Where an entry below contains an image, skip the image and copy the rest exactly.

(Page transcription records)
......

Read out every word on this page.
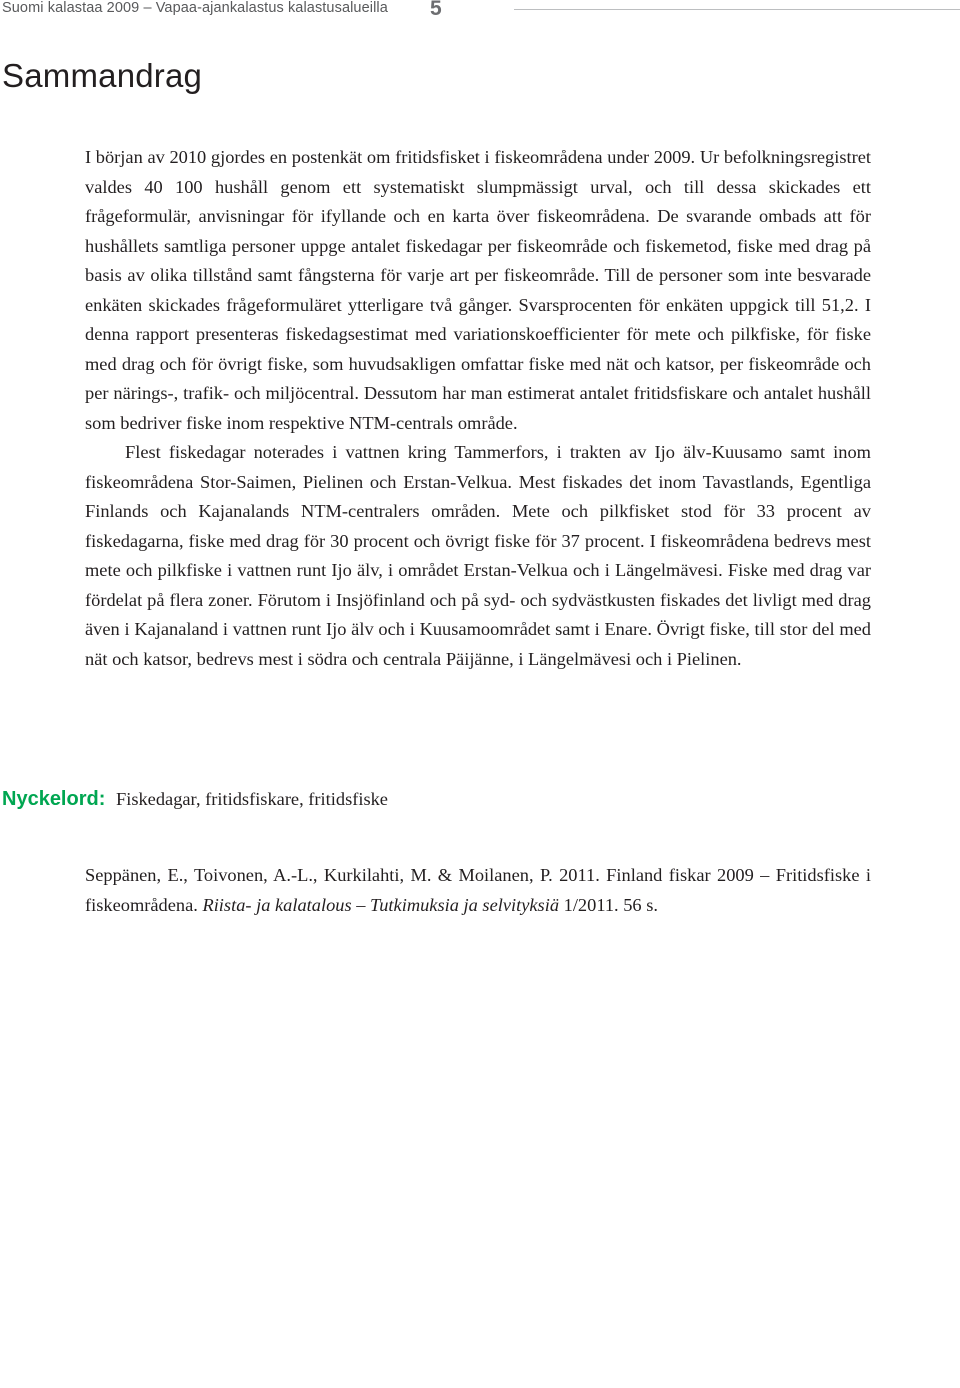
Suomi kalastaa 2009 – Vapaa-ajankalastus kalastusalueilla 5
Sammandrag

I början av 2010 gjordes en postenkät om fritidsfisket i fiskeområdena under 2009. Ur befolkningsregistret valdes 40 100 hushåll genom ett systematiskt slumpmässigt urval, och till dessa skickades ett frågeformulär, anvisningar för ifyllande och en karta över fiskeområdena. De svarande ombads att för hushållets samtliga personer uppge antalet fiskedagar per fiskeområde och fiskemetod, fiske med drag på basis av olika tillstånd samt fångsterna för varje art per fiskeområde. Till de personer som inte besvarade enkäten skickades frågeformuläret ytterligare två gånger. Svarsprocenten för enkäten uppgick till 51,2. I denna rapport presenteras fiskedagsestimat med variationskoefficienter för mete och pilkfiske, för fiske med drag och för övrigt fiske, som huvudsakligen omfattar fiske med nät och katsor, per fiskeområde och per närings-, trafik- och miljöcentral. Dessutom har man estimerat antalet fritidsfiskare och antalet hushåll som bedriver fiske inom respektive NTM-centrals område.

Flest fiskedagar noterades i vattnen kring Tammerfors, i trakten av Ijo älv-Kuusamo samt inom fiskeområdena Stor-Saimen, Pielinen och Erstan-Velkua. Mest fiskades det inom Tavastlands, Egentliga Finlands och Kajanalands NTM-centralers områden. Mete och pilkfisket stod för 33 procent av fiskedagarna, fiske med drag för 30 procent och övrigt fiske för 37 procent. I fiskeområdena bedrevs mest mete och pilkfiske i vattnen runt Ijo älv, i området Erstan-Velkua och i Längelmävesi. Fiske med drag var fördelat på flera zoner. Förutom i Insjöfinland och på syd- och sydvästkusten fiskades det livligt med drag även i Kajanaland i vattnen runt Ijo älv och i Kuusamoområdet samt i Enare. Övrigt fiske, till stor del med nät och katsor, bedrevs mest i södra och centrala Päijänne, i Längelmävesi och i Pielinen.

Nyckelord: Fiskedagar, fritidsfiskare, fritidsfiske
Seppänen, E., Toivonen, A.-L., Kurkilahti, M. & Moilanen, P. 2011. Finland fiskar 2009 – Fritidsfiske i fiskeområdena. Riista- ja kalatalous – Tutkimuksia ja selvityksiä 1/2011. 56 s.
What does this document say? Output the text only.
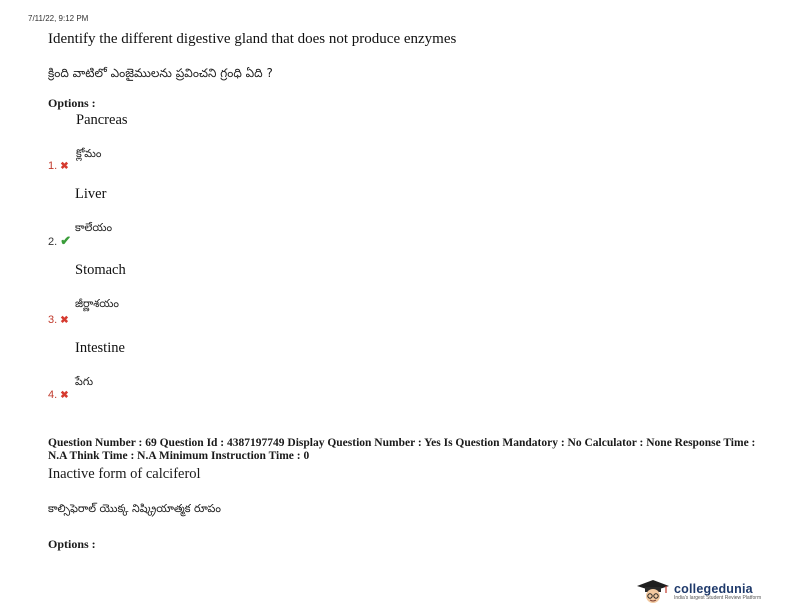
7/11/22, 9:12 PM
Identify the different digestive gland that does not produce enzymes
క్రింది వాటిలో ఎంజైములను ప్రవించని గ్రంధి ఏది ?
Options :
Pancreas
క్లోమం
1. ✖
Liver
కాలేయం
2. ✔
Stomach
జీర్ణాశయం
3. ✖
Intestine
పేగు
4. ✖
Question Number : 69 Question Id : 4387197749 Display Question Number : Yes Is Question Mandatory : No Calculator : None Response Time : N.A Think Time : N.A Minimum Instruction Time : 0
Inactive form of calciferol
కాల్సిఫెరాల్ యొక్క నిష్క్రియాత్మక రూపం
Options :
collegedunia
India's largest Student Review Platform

......

[OUTPUT]:
Read out every word on this page.
Suomi kalastaa 2009 – Vapaa-ajankalastus kalastusalueilla 5
Sammandrag

I början av 2010 gjordes en postenkät om fritidsfisket i fiskeområdena under 2009. Ur befolkningsregistret valdes 40 100 hushåll genom ett systematiskt slumpmässigt urval, och till dessa skickades ett frågeformulär, anvisningar för ifyllande och en karta över fiskeområdena. De svarande ombads att för hushållets samtliga personer uppge antalet fiskedagar per fiskeområde och fiskemetod, fiske med drag på basis av olika tillstånd samt fångsterna för varje art per fiskeområde. Till de personer som inte besvarade enkäten skickades frågeformuläret ytterligare två gånger. Svarsprocenten för enkäten uppgick till 51,2. I denna rapport presenteras fiskedagsestimat med variationskoefficienter för mete och pilkfiske, för fiske med drag och för övrigt fiske, som huvudsakligen omfattar fiske med nät och katsor, per fiskeområde och per närings-, trafik- och miljöcentral. Dessutom har man estimerat antalet fritidsfiskare och antalet hushåll som bedriver fiske inom respektive NTM-centrals område.

Flest fiskedagar noterades i vattnen kring Tammerfors, i trakten av Ijo älv-Kuusamo samt inom fiskeområdena Stor-Saimen, Pielinen och Erstan-Velkua. Mest fiskades det inom Tavastlands, Egentliga Finlands och Kajanalands NTM-centralers områden. Mete och pilkfisket stod för 33 procent av fiskedagarna, fiske med drag för 30 procent och övrigt fiske för 37 procent. I fiskeområdena bedrevs mest mete och pilkfiske i vattnen runt Ijo älv, i området Erstan-Velkua och i Längelmävesi. Fiske med drag var fördelat på flera zoner. Förutom i Insjöfinland och på syd- och sydvästkusten fiskades det livligt med drag även i Kajanaland i vattnen runt Ijo älv och i Kuusamoområdet samt i Enare. Övrigt fiske, till stor del med nät och katsor, bedrevs mest i södra och centrala Päijänne, i Längelmävesi och i Pielinen.

Nyckelord: Fiskedagar, fritidsfiskare, fritidsfiske
Seppänen, E., Toivonen, A.-L., Kurkilahti, M. & Moilanen, P. 2011. Finland fiskar 2009 – Fritidsfiske i fiskeområdena. Riista- ja kalatalous – Tutkimuksia ja selvityksiä 1/2011. 56 s.
What does this document say? Output the text only.
7/11/22, 9:12 PM
Identify the different digestive gland that does not produce enzymes
క్రింది వాటిలో ఎంజైములను ప్రవించని గ్రంధి ఏది ?
Options :
Pancreas
క్లోమం
1. ✖
Liver
కాలేయం
2. ✔
Stomach
జీర్ణాశయం
3. ✖
Intestine
పేగు
4. ✖
Question Number : 69 Question Id : 4387197749 Display Question Number : Yes Is Question Mandatory : No Calculator : None Response Time : N.A Think Time : N.A Minimum Instruction Time : 0
Inactive form of calciferol
కాల్సిఫెరాల్ యొక్క నిష్క్రియాత్మక రూపం
Options :
collegedunia
India's largest Student Review Platform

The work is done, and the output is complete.